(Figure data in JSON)
════════

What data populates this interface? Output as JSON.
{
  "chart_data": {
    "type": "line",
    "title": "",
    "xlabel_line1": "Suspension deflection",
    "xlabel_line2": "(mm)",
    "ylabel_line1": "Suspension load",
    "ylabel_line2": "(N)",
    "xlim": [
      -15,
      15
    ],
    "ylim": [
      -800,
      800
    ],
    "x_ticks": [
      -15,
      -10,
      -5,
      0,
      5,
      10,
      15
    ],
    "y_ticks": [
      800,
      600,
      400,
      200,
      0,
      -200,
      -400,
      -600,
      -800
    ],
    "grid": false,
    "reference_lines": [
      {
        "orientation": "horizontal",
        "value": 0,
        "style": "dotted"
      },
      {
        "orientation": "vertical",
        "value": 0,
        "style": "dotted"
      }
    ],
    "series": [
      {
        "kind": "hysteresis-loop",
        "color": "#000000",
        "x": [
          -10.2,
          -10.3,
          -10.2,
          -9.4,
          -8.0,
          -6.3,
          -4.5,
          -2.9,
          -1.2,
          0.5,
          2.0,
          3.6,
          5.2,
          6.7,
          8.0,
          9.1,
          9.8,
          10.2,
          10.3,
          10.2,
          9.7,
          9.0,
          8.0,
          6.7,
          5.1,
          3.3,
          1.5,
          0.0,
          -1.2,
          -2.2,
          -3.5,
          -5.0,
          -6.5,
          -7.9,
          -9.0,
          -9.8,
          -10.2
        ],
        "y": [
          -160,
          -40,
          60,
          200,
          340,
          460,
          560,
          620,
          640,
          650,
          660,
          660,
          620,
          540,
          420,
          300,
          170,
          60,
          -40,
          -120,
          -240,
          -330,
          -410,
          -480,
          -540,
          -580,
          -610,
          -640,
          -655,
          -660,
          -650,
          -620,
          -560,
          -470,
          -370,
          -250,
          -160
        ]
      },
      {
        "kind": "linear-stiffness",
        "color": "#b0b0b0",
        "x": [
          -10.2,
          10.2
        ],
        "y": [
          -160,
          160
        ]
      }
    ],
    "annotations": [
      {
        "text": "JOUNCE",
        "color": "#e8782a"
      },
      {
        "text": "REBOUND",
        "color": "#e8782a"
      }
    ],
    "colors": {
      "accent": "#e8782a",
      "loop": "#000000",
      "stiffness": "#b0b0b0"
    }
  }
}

════════

## Your task
Extract each entry in full and write it down exactly.

## The reply
What data populates this interface? Output as JSON.
{
  "chart_data": {
    "type": "line",
    "title": "",
    "xlabel_line1": "Suspension deflection",
    "xlabel_line2": "(mm)",
    "ylabel_line1": "Suspension load",
    "ylabel_line2": "(N)",
    "xlim": [
      -15,
      15
    ],
    "ylim": [
      -800,
      800
    ],
    "x_ticks": [
      -15,
      -10,
      -5,
      0,
      5,
      10,
      15
    ],
    "y_ticks": [
      800,
      600,
      400,
      200,
      0,
      -200,
      -400,
      -600,
      -800
    ],
    "grid": false,
    "reference_lines": [
      {
        "orientation": "horizontal",
        "value": 0,
        "style": "dotted"
      },
      {
        "orientation": "vertical",
        "value": 0,
        "style": "dotted"
      }
    ],
    "series": [
      {
        "kind": "hysteresis-loop",
        "color": "#000000",
        "x": [
          -10.2,
          -10.3,
          -10.2,
          -9.4,
          -8.0,
          -6.3,
          -4.5,
          -2.9,
          -1.2,
          0.5,
          2.0,
          3.6,
          5.2,
          6.7,
          8.0,
          9.1,
          9.8,
          10.2,
          10.3,
          10.2,
          9.7,
          9.0,
          8.0,
          6.7,
          5.1,
          3.3,
          1.5,
          0.0,
          -1.2,
          -2.2,
          -3.5,
          -5.0,
          -6.5,
          -7.9,
          -9.0,
          -9.8,
          -10.2
        ],
        "y": [
          -160,
          -40,
          60,
          200,
          340,
          460,
          560,
          620,
          640,
          650,
          660,
          660,
          620,
          540,
          420,
          300,
          170,
          60,
          -40,
          -120,
          -240,
          -330,
          -410,
          -480,
          -540,
          -580,
          -610,
          -640,
          -655,
          -660,
          -650,
          -620,
          -560,
          -470,
          -370,
          -250,
          -160
        ]
      },
      {
        "kind": "linear-stiffness",
        "color": "#b0b0b0",
        "x": [
          -10.2,
          10.2
        ],
        "y": [
          -160,
          160
        ]
      }
    ],
    "annotations": [
      {
        "text": "JOUNCE",
        "color": "#e8782a"
      },
      {
        "text": "REBOUND",
        "color": "#e8782a"
      }
    ],
    "colors": {
      "accent": "#e8782a",
      "loop": "#000000",
      "stiffness": "#b0b0b0"
    }
  }
}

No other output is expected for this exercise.